* _Exercise brief_:
Search the entries for the word "icon" and pull out each line that has it.

* _Extracts from a graphics dataset_:
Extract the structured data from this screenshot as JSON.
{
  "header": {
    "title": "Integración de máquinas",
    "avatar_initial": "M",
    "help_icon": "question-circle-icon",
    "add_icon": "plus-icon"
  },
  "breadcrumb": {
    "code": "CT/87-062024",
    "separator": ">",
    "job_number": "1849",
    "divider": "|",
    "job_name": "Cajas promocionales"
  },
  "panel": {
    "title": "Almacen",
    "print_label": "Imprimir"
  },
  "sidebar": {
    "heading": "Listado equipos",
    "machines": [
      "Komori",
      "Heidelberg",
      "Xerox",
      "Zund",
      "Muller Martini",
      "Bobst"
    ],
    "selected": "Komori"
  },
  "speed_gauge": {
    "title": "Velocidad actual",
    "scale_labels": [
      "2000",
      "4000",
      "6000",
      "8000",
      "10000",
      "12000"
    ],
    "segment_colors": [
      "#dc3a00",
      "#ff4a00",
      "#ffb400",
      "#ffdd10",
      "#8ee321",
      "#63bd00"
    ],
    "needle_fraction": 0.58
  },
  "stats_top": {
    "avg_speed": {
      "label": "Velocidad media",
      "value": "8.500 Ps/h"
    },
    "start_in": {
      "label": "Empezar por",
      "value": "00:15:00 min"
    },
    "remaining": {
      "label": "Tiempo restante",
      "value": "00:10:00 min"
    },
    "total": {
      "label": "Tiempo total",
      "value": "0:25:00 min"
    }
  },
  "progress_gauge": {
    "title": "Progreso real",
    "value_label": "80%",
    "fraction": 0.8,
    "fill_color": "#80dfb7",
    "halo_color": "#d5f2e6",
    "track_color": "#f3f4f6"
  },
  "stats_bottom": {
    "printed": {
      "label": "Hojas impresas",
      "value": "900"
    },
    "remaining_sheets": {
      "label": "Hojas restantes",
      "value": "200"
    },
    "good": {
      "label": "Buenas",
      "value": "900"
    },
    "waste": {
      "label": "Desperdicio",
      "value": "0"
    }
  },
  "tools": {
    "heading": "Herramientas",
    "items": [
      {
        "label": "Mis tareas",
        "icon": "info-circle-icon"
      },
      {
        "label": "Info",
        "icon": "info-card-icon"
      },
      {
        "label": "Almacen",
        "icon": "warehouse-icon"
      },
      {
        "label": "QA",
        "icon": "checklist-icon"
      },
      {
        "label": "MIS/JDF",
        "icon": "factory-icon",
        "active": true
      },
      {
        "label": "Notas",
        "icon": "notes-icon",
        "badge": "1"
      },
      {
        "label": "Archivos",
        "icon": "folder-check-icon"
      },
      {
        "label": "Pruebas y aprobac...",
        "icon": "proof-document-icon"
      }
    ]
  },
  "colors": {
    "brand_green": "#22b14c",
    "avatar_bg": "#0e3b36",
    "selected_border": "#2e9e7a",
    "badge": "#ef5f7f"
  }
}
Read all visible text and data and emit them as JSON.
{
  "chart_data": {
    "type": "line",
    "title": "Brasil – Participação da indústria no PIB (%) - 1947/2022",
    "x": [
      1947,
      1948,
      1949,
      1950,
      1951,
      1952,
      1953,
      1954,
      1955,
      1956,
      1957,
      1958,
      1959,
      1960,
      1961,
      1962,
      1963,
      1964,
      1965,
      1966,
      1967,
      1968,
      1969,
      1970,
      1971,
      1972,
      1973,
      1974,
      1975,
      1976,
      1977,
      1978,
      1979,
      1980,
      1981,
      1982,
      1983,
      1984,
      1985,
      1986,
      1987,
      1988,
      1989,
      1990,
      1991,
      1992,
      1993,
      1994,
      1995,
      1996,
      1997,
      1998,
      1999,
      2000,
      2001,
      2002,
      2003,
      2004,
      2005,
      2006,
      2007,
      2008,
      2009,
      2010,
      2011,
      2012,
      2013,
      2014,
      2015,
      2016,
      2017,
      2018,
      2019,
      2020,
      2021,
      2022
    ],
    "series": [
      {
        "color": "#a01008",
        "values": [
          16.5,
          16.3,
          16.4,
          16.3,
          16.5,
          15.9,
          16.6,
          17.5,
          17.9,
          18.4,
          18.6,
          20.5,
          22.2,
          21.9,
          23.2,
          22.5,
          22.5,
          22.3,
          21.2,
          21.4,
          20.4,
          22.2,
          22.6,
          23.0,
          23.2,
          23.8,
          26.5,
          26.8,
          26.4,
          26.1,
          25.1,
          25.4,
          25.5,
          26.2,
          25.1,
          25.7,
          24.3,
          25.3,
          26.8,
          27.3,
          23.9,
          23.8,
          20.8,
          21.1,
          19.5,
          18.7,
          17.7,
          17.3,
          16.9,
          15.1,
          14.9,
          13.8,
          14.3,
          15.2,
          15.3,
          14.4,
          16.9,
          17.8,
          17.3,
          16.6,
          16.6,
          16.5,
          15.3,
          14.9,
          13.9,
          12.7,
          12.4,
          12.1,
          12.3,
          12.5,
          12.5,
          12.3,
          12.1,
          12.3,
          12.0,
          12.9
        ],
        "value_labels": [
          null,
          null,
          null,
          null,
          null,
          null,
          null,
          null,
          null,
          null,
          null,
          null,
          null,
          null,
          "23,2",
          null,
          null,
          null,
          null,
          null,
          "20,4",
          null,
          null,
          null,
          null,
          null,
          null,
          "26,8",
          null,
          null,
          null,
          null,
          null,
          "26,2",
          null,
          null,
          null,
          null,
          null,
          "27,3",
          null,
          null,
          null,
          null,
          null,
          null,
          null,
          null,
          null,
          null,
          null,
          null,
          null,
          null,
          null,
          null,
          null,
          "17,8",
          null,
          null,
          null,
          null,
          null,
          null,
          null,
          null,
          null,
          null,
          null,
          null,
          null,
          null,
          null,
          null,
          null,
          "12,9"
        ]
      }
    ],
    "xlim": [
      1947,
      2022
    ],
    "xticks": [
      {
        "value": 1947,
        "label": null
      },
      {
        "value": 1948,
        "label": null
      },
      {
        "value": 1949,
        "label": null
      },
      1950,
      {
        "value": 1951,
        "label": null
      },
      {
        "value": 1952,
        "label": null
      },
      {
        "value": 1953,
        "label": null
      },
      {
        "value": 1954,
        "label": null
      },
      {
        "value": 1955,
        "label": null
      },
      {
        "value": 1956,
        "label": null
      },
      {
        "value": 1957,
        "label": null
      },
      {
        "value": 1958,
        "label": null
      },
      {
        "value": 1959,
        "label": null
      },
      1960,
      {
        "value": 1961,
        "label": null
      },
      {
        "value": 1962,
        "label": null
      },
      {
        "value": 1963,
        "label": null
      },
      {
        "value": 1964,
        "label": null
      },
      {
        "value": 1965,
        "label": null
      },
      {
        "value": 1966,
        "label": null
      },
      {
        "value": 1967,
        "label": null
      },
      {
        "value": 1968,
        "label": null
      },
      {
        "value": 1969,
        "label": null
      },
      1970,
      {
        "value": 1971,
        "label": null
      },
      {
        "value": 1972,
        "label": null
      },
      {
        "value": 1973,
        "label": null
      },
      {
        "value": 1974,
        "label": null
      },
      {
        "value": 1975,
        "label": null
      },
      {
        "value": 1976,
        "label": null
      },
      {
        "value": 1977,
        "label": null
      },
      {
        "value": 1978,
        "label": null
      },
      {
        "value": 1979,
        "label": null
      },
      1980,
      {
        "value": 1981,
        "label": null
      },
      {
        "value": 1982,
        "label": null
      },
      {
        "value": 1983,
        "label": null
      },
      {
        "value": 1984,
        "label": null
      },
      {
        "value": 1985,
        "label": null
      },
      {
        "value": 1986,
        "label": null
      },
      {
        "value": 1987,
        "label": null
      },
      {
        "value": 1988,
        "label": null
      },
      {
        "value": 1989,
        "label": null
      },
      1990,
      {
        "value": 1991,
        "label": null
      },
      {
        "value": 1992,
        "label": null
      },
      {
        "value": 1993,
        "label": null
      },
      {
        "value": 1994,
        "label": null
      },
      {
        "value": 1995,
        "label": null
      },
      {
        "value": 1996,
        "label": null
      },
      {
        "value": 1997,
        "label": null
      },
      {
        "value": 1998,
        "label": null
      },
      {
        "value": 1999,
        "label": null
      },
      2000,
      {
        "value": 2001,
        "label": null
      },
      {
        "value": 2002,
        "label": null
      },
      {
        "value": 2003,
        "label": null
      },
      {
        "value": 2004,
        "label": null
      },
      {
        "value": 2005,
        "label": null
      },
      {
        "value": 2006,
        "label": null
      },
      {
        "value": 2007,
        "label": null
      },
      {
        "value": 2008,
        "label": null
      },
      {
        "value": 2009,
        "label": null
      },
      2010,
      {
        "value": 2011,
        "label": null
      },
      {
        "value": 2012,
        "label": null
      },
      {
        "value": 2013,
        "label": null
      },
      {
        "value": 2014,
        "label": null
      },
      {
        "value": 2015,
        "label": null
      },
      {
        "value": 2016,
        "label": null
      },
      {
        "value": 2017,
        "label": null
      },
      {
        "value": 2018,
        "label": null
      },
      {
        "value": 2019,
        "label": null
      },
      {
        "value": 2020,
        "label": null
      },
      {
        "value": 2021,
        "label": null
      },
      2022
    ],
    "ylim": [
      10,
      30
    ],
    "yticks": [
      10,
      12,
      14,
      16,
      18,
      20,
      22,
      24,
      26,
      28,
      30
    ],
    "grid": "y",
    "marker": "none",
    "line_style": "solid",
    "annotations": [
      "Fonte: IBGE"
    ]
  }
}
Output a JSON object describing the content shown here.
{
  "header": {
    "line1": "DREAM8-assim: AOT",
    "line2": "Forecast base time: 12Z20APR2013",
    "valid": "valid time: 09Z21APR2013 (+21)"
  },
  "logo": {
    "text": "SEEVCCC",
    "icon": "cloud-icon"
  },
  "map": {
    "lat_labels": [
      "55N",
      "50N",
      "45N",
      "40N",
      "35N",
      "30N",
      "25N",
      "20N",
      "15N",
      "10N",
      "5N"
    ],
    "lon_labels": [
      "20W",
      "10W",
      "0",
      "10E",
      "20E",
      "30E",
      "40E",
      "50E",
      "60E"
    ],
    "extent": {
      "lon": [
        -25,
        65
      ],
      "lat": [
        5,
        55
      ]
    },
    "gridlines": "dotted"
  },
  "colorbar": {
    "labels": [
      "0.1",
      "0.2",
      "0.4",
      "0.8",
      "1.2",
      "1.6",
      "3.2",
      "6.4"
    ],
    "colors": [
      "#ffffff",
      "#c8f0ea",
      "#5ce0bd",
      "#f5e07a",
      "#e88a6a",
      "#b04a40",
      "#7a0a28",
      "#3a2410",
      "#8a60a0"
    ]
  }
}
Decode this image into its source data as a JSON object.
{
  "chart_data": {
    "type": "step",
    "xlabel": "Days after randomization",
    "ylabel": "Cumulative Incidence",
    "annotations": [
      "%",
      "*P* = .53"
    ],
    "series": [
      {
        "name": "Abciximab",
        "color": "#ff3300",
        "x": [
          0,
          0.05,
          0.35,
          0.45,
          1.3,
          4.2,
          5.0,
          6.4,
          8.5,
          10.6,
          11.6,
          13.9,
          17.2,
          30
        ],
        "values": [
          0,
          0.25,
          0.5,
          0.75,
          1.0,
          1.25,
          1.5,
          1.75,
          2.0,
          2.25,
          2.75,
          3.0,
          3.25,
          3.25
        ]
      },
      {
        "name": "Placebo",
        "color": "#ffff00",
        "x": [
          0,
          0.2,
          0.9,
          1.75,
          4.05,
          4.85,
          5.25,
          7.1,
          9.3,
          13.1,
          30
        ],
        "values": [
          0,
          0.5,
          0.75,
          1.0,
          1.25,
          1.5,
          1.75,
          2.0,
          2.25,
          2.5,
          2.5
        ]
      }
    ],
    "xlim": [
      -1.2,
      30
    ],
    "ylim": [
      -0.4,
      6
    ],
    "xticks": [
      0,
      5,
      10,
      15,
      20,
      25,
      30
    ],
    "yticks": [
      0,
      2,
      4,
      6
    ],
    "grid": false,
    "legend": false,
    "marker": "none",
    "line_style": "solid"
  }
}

* _Completed exercise_:
    "help_icon": "question-circle-icon",
    "add_icon": "plus-icon"
        "icon": "info-circle-icon"
        "icon": "info-card-icon"
        "icon": "warehouse-icon"
        "icon": "checklist-icon"
        "icon": "factory-icon",
        "icon": "notes-icon",
        "icon": "folder-check-icon"
        "icon": "proof-document-icon"
    "icon": "cloud-icon"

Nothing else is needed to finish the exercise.